TASK PROMPT = Starting at the line that contains "Serialize everything readable", restate each line word for word through the final line of the data, keeping both ends.

SUPPLIED INFORMATION =
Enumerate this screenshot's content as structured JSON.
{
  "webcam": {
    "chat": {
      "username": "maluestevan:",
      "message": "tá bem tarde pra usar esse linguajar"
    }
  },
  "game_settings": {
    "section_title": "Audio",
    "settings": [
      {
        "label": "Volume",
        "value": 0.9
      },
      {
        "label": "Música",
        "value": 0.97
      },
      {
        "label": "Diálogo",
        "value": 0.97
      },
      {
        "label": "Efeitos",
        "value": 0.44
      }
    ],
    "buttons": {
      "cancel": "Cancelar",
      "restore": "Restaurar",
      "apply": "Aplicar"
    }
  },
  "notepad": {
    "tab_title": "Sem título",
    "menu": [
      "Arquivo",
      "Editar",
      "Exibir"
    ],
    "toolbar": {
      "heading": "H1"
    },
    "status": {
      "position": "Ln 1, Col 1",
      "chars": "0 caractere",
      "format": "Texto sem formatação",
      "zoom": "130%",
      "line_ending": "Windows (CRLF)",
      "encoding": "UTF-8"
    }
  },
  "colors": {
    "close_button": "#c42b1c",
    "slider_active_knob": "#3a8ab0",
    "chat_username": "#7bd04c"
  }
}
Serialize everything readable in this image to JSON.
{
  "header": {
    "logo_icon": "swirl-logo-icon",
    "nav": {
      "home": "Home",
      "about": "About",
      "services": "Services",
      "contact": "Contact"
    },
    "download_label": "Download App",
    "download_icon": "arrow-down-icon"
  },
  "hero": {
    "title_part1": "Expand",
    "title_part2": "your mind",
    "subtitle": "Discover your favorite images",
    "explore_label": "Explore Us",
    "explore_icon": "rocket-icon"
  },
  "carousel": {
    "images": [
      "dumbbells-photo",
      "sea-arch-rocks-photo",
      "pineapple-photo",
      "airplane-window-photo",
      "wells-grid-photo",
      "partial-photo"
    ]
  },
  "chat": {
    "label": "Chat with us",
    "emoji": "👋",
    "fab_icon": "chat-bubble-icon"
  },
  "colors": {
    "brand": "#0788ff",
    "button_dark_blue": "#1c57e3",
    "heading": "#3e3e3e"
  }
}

OUTPUT OF THE EXERCISE =
Serialize everything readable in this image to JSON.
{
  "header": {
    "logo_icon": "swirl-logo-icon",
    "nav": {
      "home": "Home",
      "about": "About",
      "services": "Services",
      "contact": "Contact"
    },
    "download_label": "Download App",
    "download_icon": "arrow-down-icon"
  },
  "hero": {
    "title_part1": "Expand",
    "title_part2": "your mind",
    "subtitle": "Discover your favorite images",
    "explore_label": "Explore Us",
    "explore_icon": "rocket-icon"
  },
  "carousel": {
    "images": [
      "dumbbells-photo",
      "sea-arch-rocks-photo",
      "pineapple-photo",
      "airplane-window-photo",
      "wells-grid-photo",
      "partial-photo"
    ]
  },
  "chat": {
    "label": "Chat with us",
    "emoji": "👋",
    "fab_icon": "chat-bubble-icon"
  },
  "colors": {
    "brand": "#0788ff",
    "button_dark_blue": "#1c57e3",
    "heading": "#3e3e3e"
  }
}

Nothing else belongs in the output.